TEXT SEGMENT>
=== Section Start ===

I found this article from CNET, which is interesting from web analytics point of view. It clearly depicts businesses are looking beyond hits and pageviews, but shows a wide gap between web site objective and desired outcome. Web analytics analyst should view this as a learning. It also underlines the importance of web analytics data and the leadership of an analyst.
Inside the short, troubled life of a music start-up

Here is the background of SpiralFrog’s business.
SprialFrog is a free digital music download service, which became the first company to convince a major music label to offer downloads on an ad-supported basis. The company’s goal was to give away music and supported itself by selling advertising. SpiralFrog’s management believed that the record companies would rush to do business with anyone who competed directly with illegal peer-to-peer sites, and they have focused heavily on simple plan to grow their business via aggressive marketing to turn visitors to loyal users.

Here are some key highlights from the article. Mostly a reflection of bad decisions. Let’s see how you see it…

  • Low registration rate, pages per visit, time on site, high bounce rate
  • Company burned $26.3 million while generating sales of just $1.2 million
  • The dramatic falloff of site traffic coincides with the board’s decision to cut spending on affiliate marketing
  • Management says “it needed to build volume and then swing over to quality. If you didn’t build the volume, you could never get ads on the site from tier-1 advertisers”.

=== Section End ===

ASSIGNMENT>
Carry on the post about SpiralFrog and web analytics from the point where it ends.

Page segmentation data:
=== Section Start ===

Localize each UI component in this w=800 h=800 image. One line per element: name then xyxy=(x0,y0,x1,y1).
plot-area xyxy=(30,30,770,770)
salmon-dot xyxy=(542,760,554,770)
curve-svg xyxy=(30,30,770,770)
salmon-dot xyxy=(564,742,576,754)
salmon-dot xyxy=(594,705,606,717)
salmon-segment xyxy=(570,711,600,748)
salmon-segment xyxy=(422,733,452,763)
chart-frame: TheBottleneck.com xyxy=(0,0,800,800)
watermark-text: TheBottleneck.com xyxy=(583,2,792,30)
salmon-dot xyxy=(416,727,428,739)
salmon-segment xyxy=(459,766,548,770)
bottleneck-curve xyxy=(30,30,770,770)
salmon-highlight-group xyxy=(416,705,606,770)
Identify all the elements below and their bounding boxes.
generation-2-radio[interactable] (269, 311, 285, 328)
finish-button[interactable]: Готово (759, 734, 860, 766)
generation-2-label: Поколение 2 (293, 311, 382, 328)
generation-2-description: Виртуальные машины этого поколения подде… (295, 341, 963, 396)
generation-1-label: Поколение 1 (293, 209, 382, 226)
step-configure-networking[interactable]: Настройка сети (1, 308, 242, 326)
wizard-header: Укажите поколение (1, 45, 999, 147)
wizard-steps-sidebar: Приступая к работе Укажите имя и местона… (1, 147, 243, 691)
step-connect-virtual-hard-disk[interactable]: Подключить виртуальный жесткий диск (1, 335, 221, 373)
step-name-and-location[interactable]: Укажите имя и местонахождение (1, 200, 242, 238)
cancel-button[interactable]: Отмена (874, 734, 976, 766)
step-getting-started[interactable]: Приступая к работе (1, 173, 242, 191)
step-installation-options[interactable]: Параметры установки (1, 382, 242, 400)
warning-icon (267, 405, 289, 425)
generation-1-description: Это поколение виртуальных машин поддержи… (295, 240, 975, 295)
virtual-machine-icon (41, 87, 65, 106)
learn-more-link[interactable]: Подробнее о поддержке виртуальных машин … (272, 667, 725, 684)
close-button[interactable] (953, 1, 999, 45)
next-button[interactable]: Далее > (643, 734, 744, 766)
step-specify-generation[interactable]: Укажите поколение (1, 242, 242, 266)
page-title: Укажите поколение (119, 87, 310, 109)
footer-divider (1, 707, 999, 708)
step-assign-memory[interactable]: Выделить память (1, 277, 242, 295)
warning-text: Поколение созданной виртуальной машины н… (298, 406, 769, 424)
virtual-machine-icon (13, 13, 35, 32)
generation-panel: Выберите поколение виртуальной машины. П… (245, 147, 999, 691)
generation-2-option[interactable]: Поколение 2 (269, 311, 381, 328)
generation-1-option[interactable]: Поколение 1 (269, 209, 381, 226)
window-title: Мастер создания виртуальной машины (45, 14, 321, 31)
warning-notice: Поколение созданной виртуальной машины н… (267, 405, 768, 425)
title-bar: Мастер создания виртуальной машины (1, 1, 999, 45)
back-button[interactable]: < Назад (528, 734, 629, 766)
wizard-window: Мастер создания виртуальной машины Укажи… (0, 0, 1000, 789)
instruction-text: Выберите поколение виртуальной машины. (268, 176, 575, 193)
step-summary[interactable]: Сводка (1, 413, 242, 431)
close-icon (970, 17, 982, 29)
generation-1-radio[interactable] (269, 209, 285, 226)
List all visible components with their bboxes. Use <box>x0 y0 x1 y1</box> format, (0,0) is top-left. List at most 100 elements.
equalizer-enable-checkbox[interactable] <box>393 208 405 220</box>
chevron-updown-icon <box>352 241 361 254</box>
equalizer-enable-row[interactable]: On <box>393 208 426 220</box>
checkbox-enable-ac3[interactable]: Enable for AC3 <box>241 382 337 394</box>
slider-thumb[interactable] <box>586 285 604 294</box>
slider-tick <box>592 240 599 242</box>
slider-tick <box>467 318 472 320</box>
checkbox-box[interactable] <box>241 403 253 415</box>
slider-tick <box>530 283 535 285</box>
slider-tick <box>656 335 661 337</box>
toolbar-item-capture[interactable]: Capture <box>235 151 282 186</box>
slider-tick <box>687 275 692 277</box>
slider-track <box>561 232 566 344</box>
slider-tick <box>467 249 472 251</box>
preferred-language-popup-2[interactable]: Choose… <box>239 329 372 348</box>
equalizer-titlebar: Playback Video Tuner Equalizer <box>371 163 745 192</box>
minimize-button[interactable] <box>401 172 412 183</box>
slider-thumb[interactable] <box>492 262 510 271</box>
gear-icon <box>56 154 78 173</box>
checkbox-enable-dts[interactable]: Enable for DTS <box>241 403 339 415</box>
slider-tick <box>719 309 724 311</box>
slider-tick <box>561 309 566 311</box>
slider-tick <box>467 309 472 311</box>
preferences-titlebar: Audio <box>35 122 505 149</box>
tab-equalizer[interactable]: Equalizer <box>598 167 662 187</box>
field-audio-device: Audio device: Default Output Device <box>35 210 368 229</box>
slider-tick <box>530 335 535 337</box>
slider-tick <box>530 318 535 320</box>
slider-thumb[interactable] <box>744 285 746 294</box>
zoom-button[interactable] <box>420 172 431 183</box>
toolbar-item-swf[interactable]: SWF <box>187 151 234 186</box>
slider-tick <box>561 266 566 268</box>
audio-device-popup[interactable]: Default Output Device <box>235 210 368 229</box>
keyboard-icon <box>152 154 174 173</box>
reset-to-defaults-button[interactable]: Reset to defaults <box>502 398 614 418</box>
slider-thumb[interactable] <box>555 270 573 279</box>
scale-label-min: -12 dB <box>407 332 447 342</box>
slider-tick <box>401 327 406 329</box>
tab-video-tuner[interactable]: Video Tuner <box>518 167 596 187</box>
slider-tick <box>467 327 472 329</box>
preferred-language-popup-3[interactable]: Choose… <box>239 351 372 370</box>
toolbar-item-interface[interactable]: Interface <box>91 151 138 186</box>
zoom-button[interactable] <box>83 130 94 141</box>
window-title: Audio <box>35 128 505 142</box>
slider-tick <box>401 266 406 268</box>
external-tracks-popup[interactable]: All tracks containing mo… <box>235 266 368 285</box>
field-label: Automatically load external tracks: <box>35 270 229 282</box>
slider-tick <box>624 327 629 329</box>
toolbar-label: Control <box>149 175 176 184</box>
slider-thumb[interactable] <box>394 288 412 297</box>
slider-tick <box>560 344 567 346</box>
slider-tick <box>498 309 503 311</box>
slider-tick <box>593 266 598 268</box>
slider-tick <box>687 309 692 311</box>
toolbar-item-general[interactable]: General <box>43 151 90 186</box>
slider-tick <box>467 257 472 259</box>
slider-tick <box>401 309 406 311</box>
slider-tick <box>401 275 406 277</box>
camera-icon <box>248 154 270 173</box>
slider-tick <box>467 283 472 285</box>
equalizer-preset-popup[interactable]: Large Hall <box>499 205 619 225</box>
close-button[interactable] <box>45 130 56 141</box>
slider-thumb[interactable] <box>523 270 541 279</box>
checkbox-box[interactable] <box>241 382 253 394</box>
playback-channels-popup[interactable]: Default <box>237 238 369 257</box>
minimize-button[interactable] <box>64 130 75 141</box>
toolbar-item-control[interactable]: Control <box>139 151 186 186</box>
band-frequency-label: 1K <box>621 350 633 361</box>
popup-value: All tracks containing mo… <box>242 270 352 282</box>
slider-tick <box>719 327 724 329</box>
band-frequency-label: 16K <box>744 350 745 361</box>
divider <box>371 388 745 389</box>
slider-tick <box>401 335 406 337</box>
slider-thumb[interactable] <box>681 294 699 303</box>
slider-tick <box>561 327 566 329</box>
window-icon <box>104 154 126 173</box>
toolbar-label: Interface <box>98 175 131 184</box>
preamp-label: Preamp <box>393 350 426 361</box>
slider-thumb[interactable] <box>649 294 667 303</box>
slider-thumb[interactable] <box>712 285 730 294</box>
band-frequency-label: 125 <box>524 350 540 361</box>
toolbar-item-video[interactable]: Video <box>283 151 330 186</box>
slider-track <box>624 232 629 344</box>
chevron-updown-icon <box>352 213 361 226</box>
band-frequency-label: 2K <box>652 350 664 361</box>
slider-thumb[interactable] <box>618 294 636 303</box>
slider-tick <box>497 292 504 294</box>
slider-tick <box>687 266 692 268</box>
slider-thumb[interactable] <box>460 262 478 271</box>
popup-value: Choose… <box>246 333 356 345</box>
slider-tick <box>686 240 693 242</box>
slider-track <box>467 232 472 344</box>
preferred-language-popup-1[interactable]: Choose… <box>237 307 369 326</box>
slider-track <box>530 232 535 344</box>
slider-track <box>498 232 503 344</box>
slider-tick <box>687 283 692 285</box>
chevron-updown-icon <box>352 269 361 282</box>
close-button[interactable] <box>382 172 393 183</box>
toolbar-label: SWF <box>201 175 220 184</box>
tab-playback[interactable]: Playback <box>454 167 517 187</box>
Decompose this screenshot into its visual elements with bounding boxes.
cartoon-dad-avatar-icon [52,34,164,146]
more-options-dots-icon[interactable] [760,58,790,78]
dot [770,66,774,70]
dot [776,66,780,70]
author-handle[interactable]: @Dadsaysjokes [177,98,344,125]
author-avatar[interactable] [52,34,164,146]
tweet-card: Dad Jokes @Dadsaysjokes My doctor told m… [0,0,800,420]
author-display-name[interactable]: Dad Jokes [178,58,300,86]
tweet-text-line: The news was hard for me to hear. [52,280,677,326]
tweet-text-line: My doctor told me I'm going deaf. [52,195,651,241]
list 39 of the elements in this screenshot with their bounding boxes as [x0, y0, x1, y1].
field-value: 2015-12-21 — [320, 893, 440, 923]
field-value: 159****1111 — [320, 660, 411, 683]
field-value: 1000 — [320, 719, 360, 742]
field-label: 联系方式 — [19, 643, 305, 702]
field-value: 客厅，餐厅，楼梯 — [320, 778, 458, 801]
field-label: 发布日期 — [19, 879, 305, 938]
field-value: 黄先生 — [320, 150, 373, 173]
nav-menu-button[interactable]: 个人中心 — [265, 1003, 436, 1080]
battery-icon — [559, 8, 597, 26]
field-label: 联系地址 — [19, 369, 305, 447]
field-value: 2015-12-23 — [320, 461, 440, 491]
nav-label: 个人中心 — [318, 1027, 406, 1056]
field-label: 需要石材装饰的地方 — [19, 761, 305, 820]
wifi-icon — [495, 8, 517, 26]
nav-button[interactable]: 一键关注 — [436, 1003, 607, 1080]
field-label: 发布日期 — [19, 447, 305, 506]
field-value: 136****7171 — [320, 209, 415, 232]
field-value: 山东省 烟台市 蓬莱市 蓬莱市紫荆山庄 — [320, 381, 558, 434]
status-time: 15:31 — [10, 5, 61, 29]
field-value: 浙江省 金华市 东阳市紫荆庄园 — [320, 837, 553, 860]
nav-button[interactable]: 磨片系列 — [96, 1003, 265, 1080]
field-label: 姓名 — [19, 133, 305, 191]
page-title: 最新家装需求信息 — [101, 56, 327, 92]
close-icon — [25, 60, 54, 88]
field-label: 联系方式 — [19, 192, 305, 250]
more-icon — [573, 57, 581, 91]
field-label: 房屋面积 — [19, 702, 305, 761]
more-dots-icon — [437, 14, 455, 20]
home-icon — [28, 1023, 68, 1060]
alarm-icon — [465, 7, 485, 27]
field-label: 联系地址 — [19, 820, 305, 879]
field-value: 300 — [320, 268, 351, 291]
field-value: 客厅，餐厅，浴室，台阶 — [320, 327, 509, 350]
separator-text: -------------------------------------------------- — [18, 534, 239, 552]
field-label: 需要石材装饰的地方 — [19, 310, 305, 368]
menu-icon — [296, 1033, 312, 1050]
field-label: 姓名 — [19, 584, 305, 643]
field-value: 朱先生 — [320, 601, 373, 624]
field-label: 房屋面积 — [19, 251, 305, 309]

=== Section End ===

EXERCISE ANSWER>
  • At one point, traffic grew from 2 million visitors to 3 million in the following month
  • Affiliate marketing programs were introduced to spread the company’s brand across its own site and many other affiliated sites.
  • In January 2009, SpiralFrog’s 2008 sales and marketing expenses came to $11 million (twice the $5.6 million the company paid in music licensing that year).
  • One of their promo’s ROAS was $60 per registered users. In worst case, they paid $490 for registered users.
  • When the marketing programs were halted, traffic numbers crashed. SpiralFrog saw just 775,547 unique visitors in October, a fraction of the site’s monthly peak of 7 million.

These are clear indications of two different HiPPOs (SpiralFrog management & investors) with one objective to make money, and outcomes driven by poor management and allocation of efforts. In other words, objective of making money off free music, with one outcome to drive enormous site visitors without putting emphasis to convert new visitors to loyal customers.

HiPPOs: Borrowing Avinash’s term “HiPPO’s”, which means Highest Paid Person’s Opinion.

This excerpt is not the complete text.